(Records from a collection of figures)
((

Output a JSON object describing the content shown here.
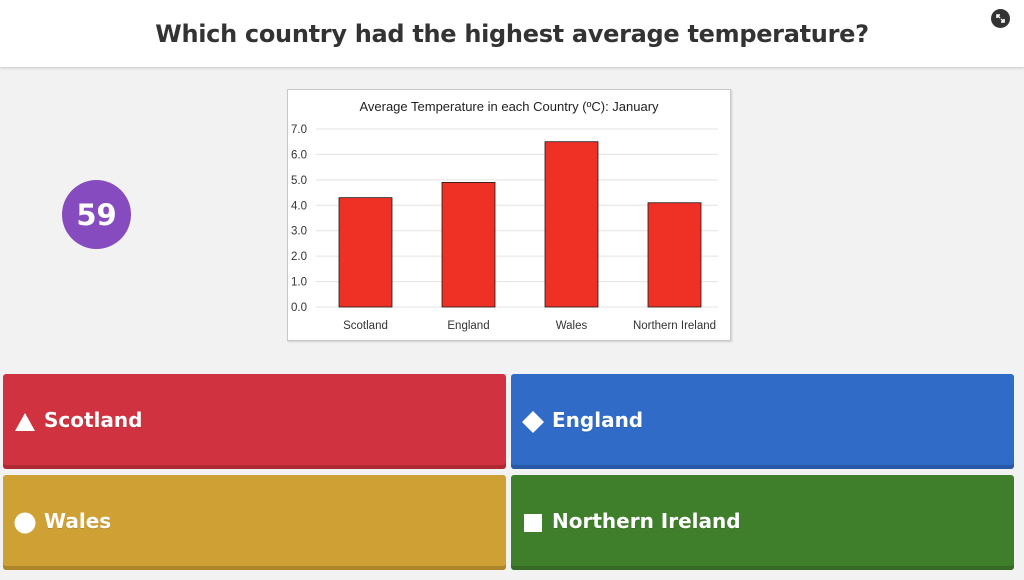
{
  "question": "Which country had the highest average temperature?",
  "timer": "59",
  "colors": {
    "timer": "#864cbf",
    "answer_red": "#d13240",
    "answer_blue": "#2f6bc7",
    "answer_yellow": "#cfa034",
    "answer_green": "#3f7f2b",
    "bar": "#ee3124"
  },
  "answers": [
    {
      "label": "Scotland",
      "shape": "triangle"
    },
    {
      "label": "England",
      "shape": "diamond"
    },
    {
      "label": "Wales",
      "shape": "circle"
    },
    {
      "label": "Northern Ireland",
      "shape": "square"
    }
  ],
  "chart_data": {
    "type": "bar",
    "title": "Average Temperature in each Country (ºC): January",
    "categories": [
      "Scotland",
      "England",
      "Wales",
      "Northern Ireland"
    ],
    "values": [
      4.3,
      4.9,
      6.5,
      4.1
    ],
    "ylim": [
      0,
      7
    ],
    "yticks": [
      "0.0",
      "1.0",
      "2.0",
      "3.0",
      "4.0",
      "5.0",
      "6.0",
      "7.0"
    ],
    "xlabel": "",
    "ylabel": "",
    "grid": true,
    "legend": "none"
  }
}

))

■ **Instruction**: Reproduce the whole listing above word for word, but not its pictures.

■ **Exercise output**:
Output a JSON object describing the content shown here.
{
  "question": "Which country had the highest average temperature?",
  "timer": "59",
  "colors": {
    "timer": "#864cbf",
    "answer_red": "#d13240",
    "answer_blue": "#2f6bc7",
    "answer_yellow": "#cfa034",
    "answer_green": "#3f7f2b",
    "bar": "#ee3124"
  },
  "answers": [
    {
      "label": "Scotland",
      "shape": "triangle"
    },
    {
      "label": "England",
      "shape": "diamond"
    },
    {
      "label": "Wales",
      "shape": "circle"
    },
    {
      "label": "Northern Ireland",
      "shape": "square"
    }
  ],
  "chart_data": {
    "type": "bar",
    "title": "Average Temperature in each Country (ºC): January",
    "categories": [
      "Scotland",
      "England",
      "Wales",
      "Northern Ireland"
    ],
    "values": [
      4.3,
      4.9,
      6.5,
      4.1
    ],
    "ylim": [
      0,
      7
    ],
    "yticks": [
      "0.0",
      "1.0",
      "2.0",
      "3.0",
      "4.0",
      "5.0",
      "6.0",
      "7.0"
    ],
    "xlabel": "",
    "ylabel": "",
    "grid": true,
    "legend": "none"
  }
}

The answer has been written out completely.